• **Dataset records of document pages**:
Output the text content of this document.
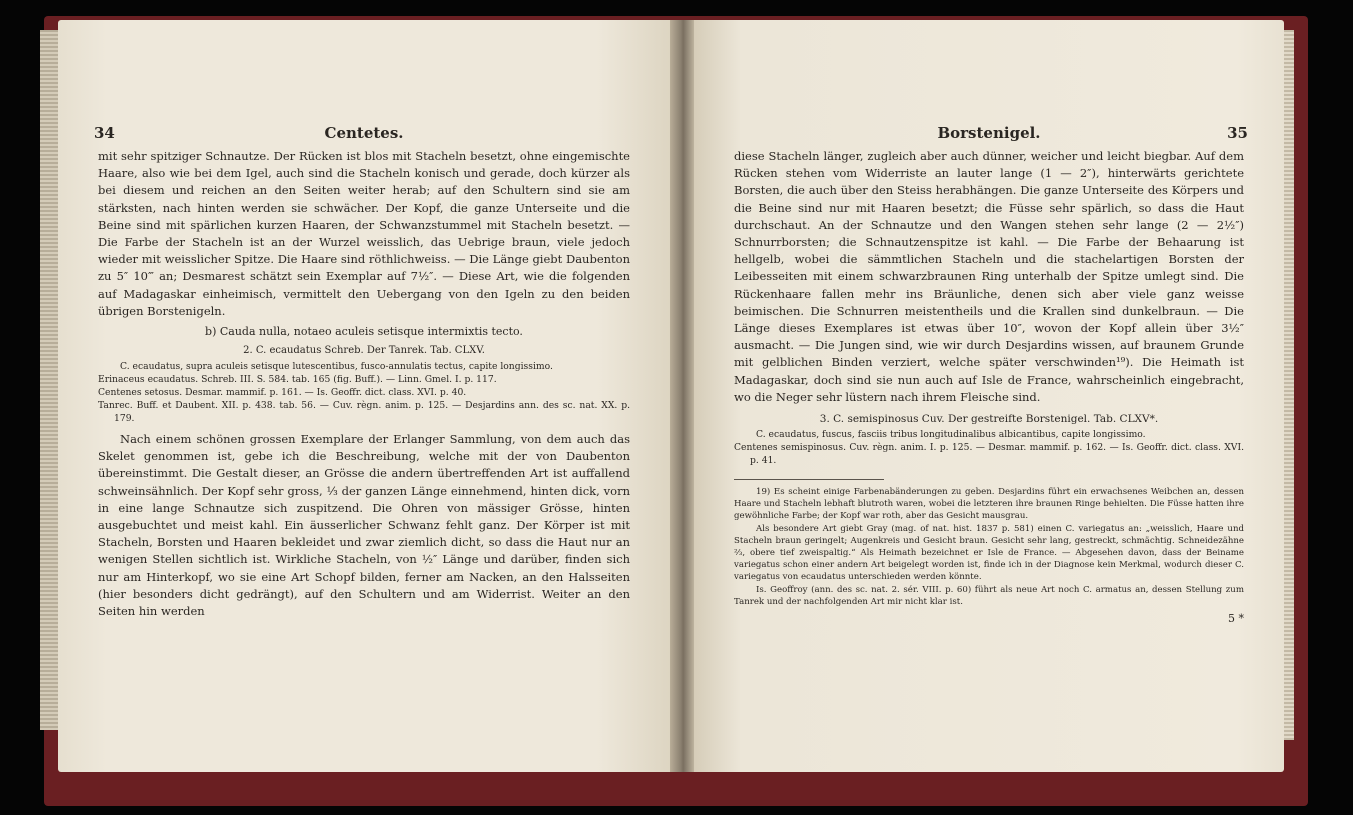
34	Centetes.

mit sehr spitziger Schnautze. Der Rücken ist blos mit Stacheln besetzt, ohne eingemischte Haare, also wie bei dem Igel, auch sind die Stacheln konisch und gerade, doch kürzer als bei diesem und reichen an den Seiten weiter herab; auf den Schultern sind sie am stärksten, nach hinten werden sie schwächer. Der Kopf, die ganze Unterseite und die Beine sind mit spärlichen kurzen Haaren, der Schwanzstummel mit Stacheln besetzt. — Die Farbe der Stacheln ist an der Wurzel weisslich, das Uebrige braun, viele jedoch wieder mit weisslicher Spitze. Die Haare sind röthlichweiss. — Die Länge giebt Daubenton zu 5″ 10‴ an; Desmarest schätzt sein Exemplar auf 7½″. — Diese Art, wie die folgenden auf Madagaskar einheimisch, vermittelt den Uebergang von den Igeln zu den beiden übrigen Borstenigeln.

b) Cauda nulla, notaeo aculeis setisque intermixtis tecto.

2. C. ecaudatus Schreb. Der Tanrek. Tab. CLXV.

C. ecaudatus, supra aculeis setisque lutescentibus, fusco-annulatis tectus, capite longissimo.

Erinaceus ecaudatus. Schreb. III. S. 584. tab. 165 (fig. Buff.). — Linn. Gmel. I. p. 117.

Centenes setosus. Desmar. mammif. p. 161. — Is. Geoffr. dict. class. XVI. p. 40.

Tanrec. Buff. et Daubent. XII. p. 438. tab. 56. — Cuv. règn. anim. p. 125. — Desjardins ann. des sc. nat. XX. p. 179.

Nach einem schönen grossen Exemplare der Erlanger Sammlung, von dem auch das Skelet genommen ist, gebe ich die Beschreibung, welche mit der von Daubenton übereinstimmt. Die Gestalt dieser, an Grösse die andern übertreffenden Art ist auffallend schweinsähnlich. Der Kopf sehr gross, ⅓ der ganzen Länge einnehmend, hinten dick, vorn in eine lange Schnautze sich zuspitzend. Die Ohren von mässiger Grösse, hinten ausgebuchtet und meist kahl. Ein äusserlicher Schwanz fehlt ganz. Der Körper ist mit Stacheln, Borsten und Haaren bekleidet und zwar ziemlich dicht, so dass die Haut nur an wenigen Stellen sichtlich ist. Wirkliche Stacheln, von ½″ Länge und darüber, finden sich nur am Hinterkopf, wo sie eine Art Schopf bilden, ferner am Nacken, an den Halsseiten (hier besonders dicht gedrängt), auf den Schultern und am Widerrist. Weiter an den Seiten hin werden

Borstenigel.	35

diese Stacheln länger, zugleich aber auch dünner, weicher und leicht biegbar. Auf dem Rücken stehen vom Widerriste an lauter lange (1 — 2″), hinterwärts gerichtete Borsten, die auch über den Steiss herabhängen. Die ganze Unterseite des Körpers und die Beine sind nur mit Haaren besetzt; die Füsse sehr spärlich, so dass die Haut durchschaut. An der Schnautze und den Wangen stehen sehr lange (2 — 2½″) Schnurrborsten; die Schnautzenspitze ist kahl. — Die Farbe der Behaarung ist hellgelb, wobei die sämmtlichen Stacheln und die stachelartigen Borsten der Leibesseiten mit einem schwarzbraunen Ring unterhalb der Spitze umlegt sind. Die Rückenhaare fallen mehr ins Bräunliche, denen sich aber viele ganz weisse beimischen. Die Schnurren meistentheils und die Krallen sind dunkelbraun. — Die Länge dieses Exemplares ist etwas über 10″, wovon der Kopf allein über 3½″ ausmacht. — Die Jungen sind, wie wir durch Desjardins wissen, auf braunem Grunde mit gelblichen Binden verziert, welche später verschwinden¹⁹). Die Heimath ist Madagaskar, doch sind sie nun auch auf Isle de France, wahrscheinlich eingebracht, wo die Neger sehr lüstern nach ihrem Fleische sind.

3. C. semispinosus Cuv. Der gestreifte Borstenigel. Tab. CLXV*.

C. ecaudatus, fuscus, fasciis tribus longitudinalibus albicantibus, capite longissimo.

Centenes semispinosus. Cuv. règn. anim. I. p. 125. — Desmar. mammif. p. 162. — Is. Geoffr. dict. class. XVI. p. 41.

19) Es scheint einige Farbenabänderungen zu geben. Desjardins führt ein erwachsenes Weibchen an, dessen Haare und Stacheln lebhaft blutroth waren, wobei die letzteren ihre braunen Ringe behielten. Die Füsse hatten ihre gewöhnliche Farbe; der Kopf war roth, aber das Gesicht mausgrau.

Als besondere Art giebt Gray (mag. of nat. hist. 1837 p. 581) einen C. variegatus an: „weisslich, Haare und Stacheln braun geringelt; Augenkreis und Gesicht braun. Gesicht sehr lang, gestreckt, schmächtig. Schneidezähne ⅔, obere tief zweispaltig.“ Als Heimath bezeichnet er Isle de France. — Abgesehen davon, dass der Beiname variegatus schon einer andern Art beigelegt worden ist, finde ich in der Diagnose kein Merkmal, wodurch dieser C. variegatus von ecaudatus unterschieden werden könnte.

Is. Geoffroy (ann. des sc. nat. 2. sér. VIII. p. 60) führt als neue Art noch C. armatus an, dessen Stellung zum Tanrek und der nachfolgenden Art mir nicht klar ist.

5 *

• **WORK TASK**:
Print the data above in full and exactly as it appears, skipping the pictures.

• **FINISHED TASK**:
Output the text content of this document.
34	Centetes.

mit sehr spitziger Schnautze. Der Rücken ist blos mit Stacheln besetzt, ohne eingemischte Haare, also wie bei dem Igel, auch sind die Stacheln konisch und gerade, doch kürzer als bei diesem und reichen an den Seiten weiter herab; auf den Schultern sind sie am stärksten, nach hinten werden sie schwächer. Der Kopf, die ganze Unterseite und die Beine sind mit spärlichen kurzen Haaren, der Schwanzstummel mit Stacheln besetzt. — Die Farbe der Stacheln ist an der Wurzel weisslich, das Uebrige braun, viele jedoch wieder mit weisslicher Spitze. Die Haare sind röthlichweiss. — Die Länge giebt Daubenton zu 5″ 10‴ an; Desmarest schätzt sein Exemplar auf 7½″. — Diese Art, wie die folgenden auf Madagaskar einheimisch, vermittelt den Uebergang von den Igeln zu den beiden übrigen Borstenigeln.

b) Cauda nulla, notaeo aculeis setisque intermixtis tecto.

2. C. ecaudatus Schreb. Der Tanrek. Tab. CLXV.

C. ecaudatus, supra aculeis setisque lutescentibus, fusco-annulatis tectus, capite longissimo.

Erinaceus ecaudatus. Schreb. III. S. 584. tab. 165 (fig. Buff.). — Linn. Gmel. I. p. 117.

Centenes setosus. Desmar. mammif. p. 161. — Is. Geoffr. dict. class. XVI. p. 40.

Tanrec. Buff. et Daubent. XII. p. 438. tab. 56. — Cuv. règn. anim. p. 125. — Desjardins ann. des sc. nat. XX. p. 179.

Nach einem schönen grossen Exemplare der Erlanger Sammlung, von dem auch das Skelet genommen ist, gebe ich die Beschreibung, welche mit der von Daubenton übereinstimmt. Die Gestalt dieser, an Grösse die andern übertreffenden Art ist auffallend schweinsähnlich. Der Kopf sehr gross, ⅓ der ganzen Länge einnehmend, hinten dick, vorn in eine lange Schnautze sich zuspitzend. Die Ohren von mässiger Grösse, hinten ausgebuchtet und meist kahl. Ein äusserlicher Schwanz fehlt ganz. Der Körper ist mit Stacheln, Borsten und Haaren bekleidet und zwar ziemlich dicht, so dass die Haut nur an wenigen Stellen sichtlich ist. Wirkliche Stacheln, von ½″ Länge und darüber, finden sich nur am Hinterkopf, wo sie eine Art Schopf bilden, ferner am Nacken, an den Halsseiten (hier besonders dicht gedrängt), auf den Schultern und am Widerrist. Weiter an den Seiten hin werden

Borstenigel.	35

diese Stacheln länger, zugleich aber auch dünner, weicher und leicht biegbar. Auf dem Rücken stehen vom Widerriste an lauter lange (1 — 2″), hinterwärts gerichtete Borsten, die auch über den Steiss herabhängen. Die ganze Unterseite des Körpers und die Beine sind nur mit Haaren besetzt; die Füsse sehr spärlich, so dass die Haut durchschaut. An der Schnautze und den Wangen stehen sehr lange (2 — 2½″) Schnurrborsten; die Schnautzenspitze ist kahl. — Die Farbe der Behaarung ist hellgelb, wobei die sämmtlichen Stacheln und die stachelartigen Borsten der Leibesseiten mit einem schwarzbraunen Ring unterhalb der Spitze umlegt sind. Die Rückenhaare fallen mehr ins Bräunliche, denen sich aber viele ganz weisse beimischen. Die Schnurren meistentheils und die Krallen sind dunkelbraun. — Die Länge dieses Exemplares ist etwas über 10″, wovon der Kopf allein über 3½″ ausmacht. — Die Jungen sind, wie wir durch Desjardins wissen, auf braunem Grunde mit gelblichen Binden verziert, welche später verschwinden¹⁹). Die Heimath ist Madagaskar, doch sind sie nun auch auf Isle de France, wahrscheinlich eingebracht, wo die Neger sehr lüstern nach ihrem Fleische sind.

3. C. semispinosus Cuv. Der gestreifte Borstenigel. Tab. CLXV*.

C. ecaudatus, fuscus, fasciis tribus longitudinalibus albicantibus, capite longissimo.

Centenes semispinosus. Cuv. règn. anim. I. p. 125. — Desmar. mammif. p. 162. — Is. Geoffr. dict. class. XVI. p. 41.

19) Es scheint einige Farbenabänderungen zu geben. Desjardins führt ein erwachsenes Weibchen an, dessen Haare und Stacheln lebhaft blutroth waren, wobei die letzteren ihre braunen Ringe behielten. Die Füsse hatten ihre gewöhnliche Farbe; der Kopf war roth, aber das Gesicht mausgrau.

Als besondere Art giebt Gray (mag. of nat. hist. 1837 p. 581) einen C. variegatus an: „weisslich, Haare und Stacheln braun geringelt; Augenkreis und Gesicht braun. Gesicht sehr lang, gestreckt, schmächtig. Schneidezähne ⅔, obere tief zweispaltig.“ Als Heimath bezeichnet er Isle de France. — Abgesehen davon, dass der Beiname variegatus schon einer andern Art beigelegt worden ist, finde ich in der Diagnose kein Merkmal, wodurch dieser C. variegatus von ecaudatus unterschieden werden könnte.

Is. Geoffroy (ann. des sc. nat. 2. sér. VIII. p. 60) führt als neue Art noch C. armatus an, dessen Stellung zum Tanrek und der nachfolgenden Art mir nicht klar ist.

5 *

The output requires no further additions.